- TO DO -
Identify each line below that contains the word "中锋用笔", and copy it out.

- EXERCISE DATA -
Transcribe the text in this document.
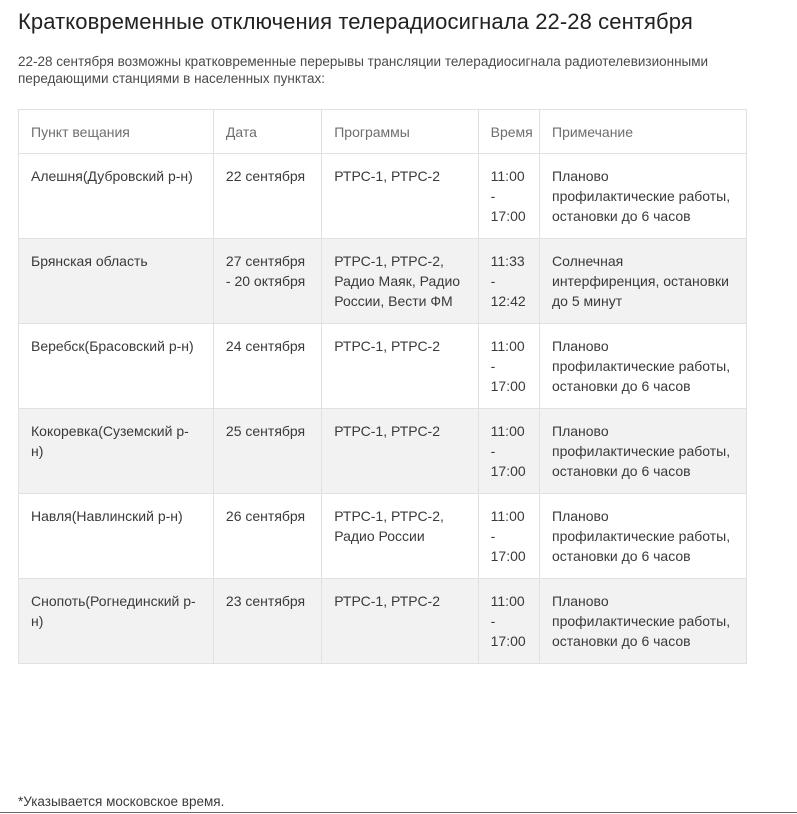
Кратковременные отключения телерадиосигнала 22-28 сентября

22-28 сентября возможны кратковременные перерывы трансляции телерадиосигнала радиотелевизионными передающими станциями в населенных пунктах:

Пункт вещания	Дата	Программы	Время	Примечание
Алешня(Дубровский р-н)	22 сентября	РТРС-1, РТРС-2	11:00 - 17:00	Планово профилактические работы, остановки до 6 часов
Брянская область	27 сентября - 20 октября	РТРС-1, РТРС-2, Радио Маяк, Радио России, Вести ФМ	11:33 - 12:42	Солнечная интерфиренция, остановки до 5 минут
Веребск(Брасовский р-н)	24 сентября	РТРС-1, РТРС-2	11:00 - 17:00	Планово профилактические работы, остановки до 6 часов
Кокоревка(Суземский р-н)	25 сентября	РТРС-1, РТРС-2	11:00 - 17:00	Планово профилактические работы, остановки до 6 часов
Навля(Навлинский р-н)	26 сентября	РТРС-1, РТРС-2, Радио России	11:00 - 17:00	Планово профилактические работы, остановки до 6 часов
Снопоть(Рогнединский р-н)	23 сентября	РТРС-1, РТРС-2	11:00 - 17:00	Планово профилактические работы, остановки до 6 часов
*Указывается московское время.
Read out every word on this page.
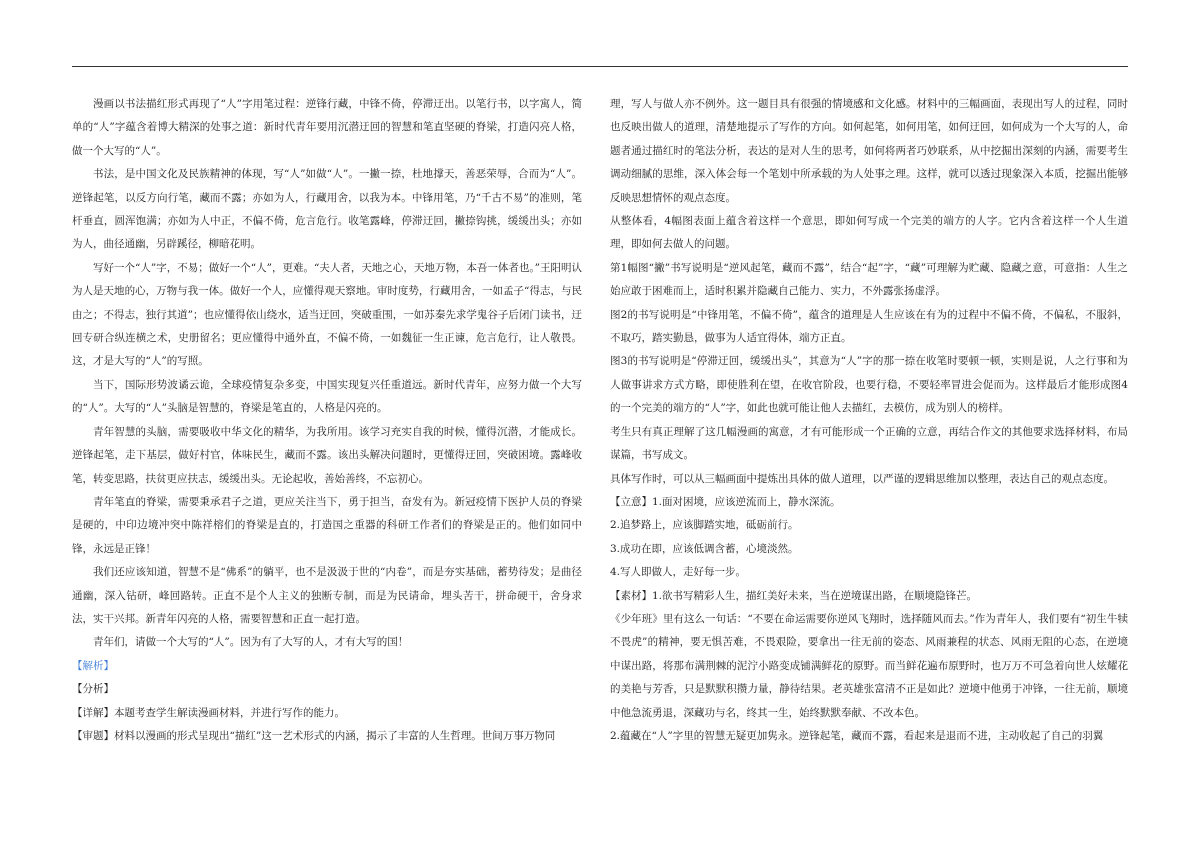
漫画以书法描红形式再现了“人”字用笔过程：逆锋行藏，中锋不倚，停滞迂出。以笔行书，以字寓人，简单的“人”字蕴含着博大精深的处事之道：新时代青年要用沉潜迂回的智慧和笔直坚硬的脊梁，打造闪亮人格，做一个大写的“人”。

书法，是中国文化及民族精神的体现，写“人”如做“人”。一撇一捺，杜地撑天，善恶荣辱，合而为“人”。逆锋起笔，以反方向行笔，藏而不露；亦如为人，行藏用舍，以我为本。中锋用笔，乃“千古不易”的准则，笔杆垂直，圆浑饱满；亦如为人中正，不偏不倚，危言危行。收笔露峰，停滞迂回，撇捺钩挑，缓缓出头；亦如为人，曲径通幽，另辟蹊径，柳暗花明。

写好一个“人”字，不易；做好一个“人”，更难。“夫人者，天地之心，天地万物，本吾一体者也。”王阳明认为人是天地的心，万物与我一体。做好一个人，应懂得观天察地。审时度势，行藏用舍，一如孟子“得志，与民由之；不得志，独行其道”；也应懂得依山绕水，适当迂回，突破重围，一如苏秦先求学鬼谷子后闭门读书，迂回专研合纵连横之术，史册留名；更应懂得中通外直，不偏不倚，一如魏征一生正谏，危言危行，让人敬畏。这，才是大写的“人”的写照。

当下，国际形势波谲云诡，全球疫情复杂多变，中国实现复兴任重道远。新时代青年，应努力做一个大写的“人”。大写的“人”头脑是智慧的，脊梁是笔直的，人格是闪亮的。

青年智慧的头脑，需要吸收中华文化的精华，为我所用。该学习充实自我的时候，懂得沉潜，才能成长。逆锋起笔，走下基层，做好村官，体味民生，藏而不露。该出头解决问题时，更懂得迂回，突破困境。露峰收笔，转变思路，扶贫更应扶志，缓缓出头。无论起收，善始善终，不忘初心。

青年笔直的脊梁，需要秉承君子之道，更应关注当下，勇于担当，奋发有为。新冠疫情下医护人员的脊梁是硬的，中印边境冲突中陈祥榕们的脊梁是直的，打造国之重器的科研工作者们的脊梁是正的。他们如同中锋，永远是正锋！

我们还应该知道，智慧不是“佛系”的躺平，也不是汲汲于世的“内卷”，而是夯实基础，蓄势待发；是曲径通幽，深入钻研，峰回路转。正直不是个人主义的独断专制，而是为民请命，埋头苦干，拼命硬干，舍身求法，实干兴邦。新青年闪亮的人格，需要智慧和正直一起打造。

青年们，请做一个大写的“人”。因为有了大写的人，才有大写的国！

【解析】

【分析】

【详解】本题考查学生解读漫画材料，并进行写作的能力。

【审题】材料以漫画的形式呈现出“描红”这一艺术形式的内涵，揭示了丰富的人生哲理。世间万事万物同

理，写人与做人亦不例外。这一题目具有很强的情境感和文化感。材料中的三幅画面，表现出写人的过程，同时也反映出做人的道理，清楚地提示了写作的方向。如何起笔，如何用笔，如何迂回，如何成为一个大写的人，命题者通过描红时的笔法分析，表达的是对人生的思考，如何将两者巧妙联系，从中挖掘出深刻的内涵，需要考生调动细腻的思维，深入体会每一个笔划中所承载的为人处事之理。这样，就可以透过现象深入本质，挖掘出能够反映思想情怀的观点态度。

从整体看，4幅图表面上蕴含着这样一个意思，即如何写成一个完美的端方的人字。它内含着这样一个人生道理，即如何去做人的问题。

第1幅图“撇”书写说明是“逆风起笔，藏而不露”，结合“起”字，“藏”可理解为贮藏、隐藏之意，可意指：人生之始应敢于困难而上，适时积累并隐藏自己能力、实力，不外露张扬虚浮。

图2的书写说明是“中锋用笔，不偏不倚”，蕴含的道理是人生应该在有为的过程中不偏不倚，不偏私，不服斜，不取巧，踏实勤恳，做事为人适宜得体，端方正直。

图3的书写说明是“停滞迂回，缓缓出头”，其意为“人”字的那一捺在收笔时要顿一顿，实则是说，人之行事和为人做事讲求方式方略，即使胜利在望，在收官阶段，也要行稳，不要轻率冒进会促而为。这样最后才能形成图4的一个完美的端方的“人”字，如此也就可能让他人去描红，去模仿，成为别人的榜样。

考生只有真正理解了这几幅漫画的寓意，才有可能形成一个正确的立意，再结合作文的其他要求选择材料，布局谋篇，书写成文。

具体写作时，可以从三幅画面中提炼出具体的做人道理，以严谨的逻辑思维加以整理，表达自己的观点态度。

【立意】1.面对困境，应该逆流而上，静水深流。

2.追梦路上，应该脚踏实地，砥砺前行。

3.成功在即，应该低调含蓄，心境淡然。

4.写人即做人，走好每一步。

【素材】1.欲书写精彩人生，描红美好未来，当在逆境谋出路，在顺境隐锋芒。

《少年班》里有这么一句话：“不要在命运需要你逆风飞翔时，选择随风而去。”作为青年人，我们要有“初生牛犊不畏虎”的精神，要无惧苦难，不畏艰险，要拿出一往无前的姿态、风雨兼程的状态、风雨无阻的心态，在逆境中谋出路，将那布满荆棘的泥泞小路变成铺满鲜花的原野。而当鲜花遍布原野时，也万万不可急着向世人炫耀花的美艳与芳香，只是默默积攒力量，静待结果。老英雄张富清不正是如此？逆境中他勇于冲锋，一往无前，顺境中他急流勇退，深藏功与名，终其一生，始终默默奉献、不改本色。

2.蕴藏在“人”字里的智慧无疑更加隽永。逆锋起笔，藏而不露，看起来是退而不进，主动收起了自己的羽翼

- RESULT FOR THIS TASK -
书法，是中国文化及民族精神的体现，写“人”如做“人”。一撇一捺，杜地撑天，善恶荣辱，合而为“人”。逆锋起笔，以反方向行笔，藏而不露；亦如为人，行藏用舍，以我为本。中锋用笔，乃“千古不易”的准则，笔杆垂直，圆浑饱满；亦如为人中正，不偏不倚，危言危行。收笔露峰，停滞迂回，撇捺钩挑，缓缓出头；亦如为人，曲径通幽，另辟蹊径，柳暗花明。
图2的书写说明是“中锋用笔，不偏不倚”，蕴含的道理是人生应该在有为的过程中不偏不倚，不偏私，不服斜，不取巧，踏实勤恳，做事为人适宜得体，端方正直。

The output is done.